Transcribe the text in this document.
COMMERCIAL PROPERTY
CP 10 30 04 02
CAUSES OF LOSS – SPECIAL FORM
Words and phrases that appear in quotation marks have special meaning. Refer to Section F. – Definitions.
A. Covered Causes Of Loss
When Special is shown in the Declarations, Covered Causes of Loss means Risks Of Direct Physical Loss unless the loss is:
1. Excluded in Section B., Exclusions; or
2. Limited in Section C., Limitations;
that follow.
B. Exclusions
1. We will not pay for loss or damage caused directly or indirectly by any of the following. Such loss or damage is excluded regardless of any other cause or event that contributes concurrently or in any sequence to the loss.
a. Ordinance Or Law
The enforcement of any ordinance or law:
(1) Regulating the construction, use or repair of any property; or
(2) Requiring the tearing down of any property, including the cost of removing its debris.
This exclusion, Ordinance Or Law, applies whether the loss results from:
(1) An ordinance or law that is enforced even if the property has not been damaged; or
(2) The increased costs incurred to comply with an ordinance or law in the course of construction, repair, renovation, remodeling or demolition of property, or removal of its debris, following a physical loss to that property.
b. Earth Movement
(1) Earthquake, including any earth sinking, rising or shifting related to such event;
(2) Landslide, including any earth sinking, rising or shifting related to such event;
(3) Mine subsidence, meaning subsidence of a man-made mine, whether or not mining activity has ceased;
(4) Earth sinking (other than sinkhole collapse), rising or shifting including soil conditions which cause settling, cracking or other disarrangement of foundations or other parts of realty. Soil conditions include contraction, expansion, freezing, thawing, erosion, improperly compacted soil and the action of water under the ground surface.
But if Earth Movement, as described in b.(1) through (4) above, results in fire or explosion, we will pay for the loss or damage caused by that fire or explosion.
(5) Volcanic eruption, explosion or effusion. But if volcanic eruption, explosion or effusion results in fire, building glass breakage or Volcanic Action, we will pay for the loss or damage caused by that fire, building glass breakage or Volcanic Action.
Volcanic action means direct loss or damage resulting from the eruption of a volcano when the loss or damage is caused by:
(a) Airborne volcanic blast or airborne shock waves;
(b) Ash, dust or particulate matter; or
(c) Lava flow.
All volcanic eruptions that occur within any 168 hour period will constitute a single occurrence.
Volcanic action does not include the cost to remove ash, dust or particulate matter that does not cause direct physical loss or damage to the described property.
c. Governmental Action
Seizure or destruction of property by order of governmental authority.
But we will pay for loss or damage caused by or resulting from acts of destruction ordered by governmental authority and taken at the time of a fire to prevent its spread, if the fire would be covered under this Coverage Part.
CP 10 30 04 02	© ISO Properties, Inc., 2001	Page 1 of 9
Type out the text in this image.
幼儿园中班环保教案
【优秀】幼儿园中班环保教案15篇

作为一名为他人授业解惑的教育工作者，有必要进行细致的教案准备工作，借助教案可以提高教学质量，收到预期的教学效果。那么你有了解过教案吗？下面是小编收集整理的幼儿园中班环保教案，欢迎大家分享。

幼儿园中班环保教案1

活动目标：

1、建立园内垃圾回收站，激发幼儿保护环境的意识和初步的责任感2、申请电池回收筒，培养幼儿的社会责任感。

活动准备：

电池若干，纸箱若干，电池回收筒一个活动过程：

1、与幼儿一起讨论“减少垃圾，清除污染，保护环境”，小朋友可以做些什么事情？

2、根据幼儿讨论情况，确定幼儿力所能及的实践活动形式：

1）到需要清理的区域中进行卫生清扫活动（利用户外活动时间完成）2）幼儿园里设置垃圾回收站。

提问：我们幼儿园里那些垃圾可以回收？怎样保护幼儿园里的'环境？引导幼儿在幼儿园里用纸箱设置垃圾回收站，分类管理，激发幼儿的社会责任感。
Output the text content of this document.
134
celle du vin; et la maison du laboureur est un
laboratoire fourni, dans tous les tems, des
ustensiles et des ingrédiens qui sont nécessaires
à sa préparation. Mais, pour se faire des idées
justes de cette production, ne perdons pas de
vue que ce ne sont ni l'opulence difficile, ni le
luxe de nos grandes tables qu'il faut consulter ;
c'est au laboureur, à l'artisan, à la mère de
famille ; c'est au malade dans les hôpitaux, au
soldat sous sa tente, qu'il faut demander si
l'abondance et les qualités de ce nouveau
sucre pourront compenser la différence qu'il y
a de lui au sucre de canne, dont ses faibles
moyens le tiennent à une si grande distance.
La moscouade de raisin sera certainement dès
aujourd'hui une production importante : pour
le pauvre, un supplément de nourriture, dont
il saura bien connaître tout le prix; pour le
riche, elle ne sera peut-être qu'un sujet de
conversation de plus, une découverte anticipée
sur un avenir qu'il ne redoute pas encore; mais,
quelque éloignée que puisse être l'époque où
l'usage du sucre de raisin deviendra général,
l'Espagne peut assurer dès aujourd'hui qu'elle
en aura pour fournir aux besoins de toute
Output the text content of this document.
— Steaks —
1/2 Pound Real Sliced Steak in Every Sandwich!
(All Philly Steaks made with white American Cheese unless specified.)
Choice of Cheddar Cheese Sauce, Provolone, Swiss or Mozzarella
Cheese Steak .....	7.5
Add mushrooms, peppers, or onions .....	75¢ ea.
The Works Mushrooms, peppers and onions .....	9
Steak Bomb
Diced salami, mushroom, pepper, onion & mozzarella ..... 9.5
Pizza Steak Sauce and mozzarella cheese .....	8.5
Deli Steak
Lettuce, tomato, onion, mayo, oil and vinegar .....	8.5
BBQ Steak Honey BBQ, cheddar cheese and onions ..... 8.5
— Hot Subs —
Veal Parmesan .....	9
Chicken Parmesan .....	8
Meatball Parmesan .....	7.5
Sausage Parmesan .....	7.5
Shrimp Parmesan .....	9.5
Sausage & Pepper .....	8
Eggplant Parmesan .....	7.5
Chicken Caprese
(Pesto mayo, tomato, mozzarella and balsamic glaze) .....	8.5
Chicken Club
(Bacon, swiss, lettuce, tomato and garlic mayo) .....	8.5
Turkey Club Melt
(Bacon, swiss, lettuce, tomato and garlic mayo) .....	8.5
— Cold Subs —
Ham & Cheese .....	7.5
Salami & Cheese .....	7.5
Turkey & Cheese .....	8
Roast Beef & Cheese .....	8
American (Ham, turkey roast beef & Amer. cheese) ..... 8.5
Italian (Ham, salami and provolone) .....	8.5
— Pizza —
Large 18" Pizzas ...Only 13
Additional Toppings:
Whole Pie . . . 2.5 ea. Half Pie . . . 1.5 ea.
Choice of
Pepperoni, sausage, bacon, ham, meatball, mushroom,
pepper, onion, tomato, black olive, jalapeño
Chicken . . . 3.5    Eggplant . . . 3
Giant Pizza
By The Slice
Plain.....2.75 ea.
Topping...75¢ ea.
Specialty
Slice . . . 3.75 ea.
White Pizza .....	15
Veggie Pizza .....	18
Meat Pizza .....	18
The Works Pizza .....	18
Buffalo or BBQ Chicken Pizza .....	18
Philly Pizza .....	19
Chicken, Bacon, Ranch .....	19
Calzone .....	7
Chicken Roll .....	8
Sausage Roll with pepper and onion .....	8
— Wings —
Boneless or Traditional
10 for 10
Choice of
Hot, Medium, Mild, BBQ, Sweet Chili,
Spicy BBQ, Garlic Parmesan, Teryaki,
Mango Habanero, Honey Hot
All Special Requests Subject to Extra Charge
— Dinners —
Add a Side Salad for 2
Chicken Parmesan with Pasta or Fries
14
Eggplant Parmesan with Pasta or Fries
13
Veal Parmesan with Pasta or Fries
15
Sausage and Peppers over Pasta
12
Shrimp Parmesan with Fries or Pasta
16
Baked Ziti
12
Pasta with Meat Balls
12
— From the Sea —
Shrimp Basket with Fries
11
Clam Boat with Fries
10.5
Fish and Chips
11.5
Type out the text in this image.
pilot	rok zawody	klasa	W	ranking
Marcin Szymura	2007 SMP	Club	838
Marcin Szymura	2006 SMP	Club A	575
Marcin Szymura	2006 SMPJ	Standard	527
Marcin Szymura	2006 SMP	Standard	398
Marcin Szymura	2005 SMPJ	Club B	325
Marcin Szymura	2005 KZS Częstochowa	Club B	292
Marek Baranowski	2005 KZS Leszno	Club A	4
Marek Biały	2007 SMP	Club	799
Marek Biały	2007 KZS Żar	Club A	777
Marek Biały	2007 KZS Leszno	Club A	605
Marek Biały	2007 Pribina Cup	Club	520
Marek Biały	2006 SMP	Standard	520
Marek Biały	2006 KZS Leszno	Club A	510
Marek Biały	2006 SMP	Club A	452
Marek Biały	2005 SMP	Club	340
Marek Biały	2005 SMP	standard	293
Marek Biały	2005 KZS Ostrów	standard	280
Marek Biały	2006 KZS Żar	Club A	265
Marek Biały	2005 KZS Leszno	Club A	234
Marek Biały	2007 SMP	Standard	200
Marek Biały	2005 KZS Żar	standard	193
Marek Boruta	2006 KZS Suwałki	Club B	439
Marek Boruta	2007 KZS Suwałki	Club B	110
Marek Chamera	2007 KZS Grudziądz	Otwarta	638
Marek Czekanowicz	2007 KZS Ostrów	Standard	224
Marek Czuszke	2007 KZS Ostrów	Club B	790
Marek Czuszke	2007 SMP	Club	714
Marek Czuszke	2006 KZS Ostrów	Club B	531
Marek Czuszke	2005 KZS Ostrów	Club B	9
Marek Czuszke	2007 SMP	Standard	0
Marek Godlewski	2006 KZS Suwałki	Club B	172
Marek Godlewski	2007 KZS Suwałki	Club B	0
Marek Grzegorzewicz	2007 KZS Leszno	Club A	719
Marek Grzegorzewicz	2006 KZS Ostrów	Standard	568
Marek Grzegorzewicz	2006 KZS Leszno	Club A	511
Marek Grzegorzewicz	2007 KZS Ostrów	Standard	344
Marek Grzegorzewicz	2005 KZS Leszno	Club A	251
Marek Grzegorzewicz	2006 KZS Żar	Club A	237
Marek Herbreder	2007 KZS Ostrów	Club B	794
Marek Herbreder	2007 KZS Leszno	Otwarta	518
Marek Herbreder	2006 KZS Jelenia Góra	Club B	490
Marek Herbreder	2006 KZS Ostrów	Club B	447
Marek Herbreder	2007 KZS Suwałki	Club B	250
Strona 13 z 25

====================

Determine how many of the lines above hold the word "including", and output that number by itself.

4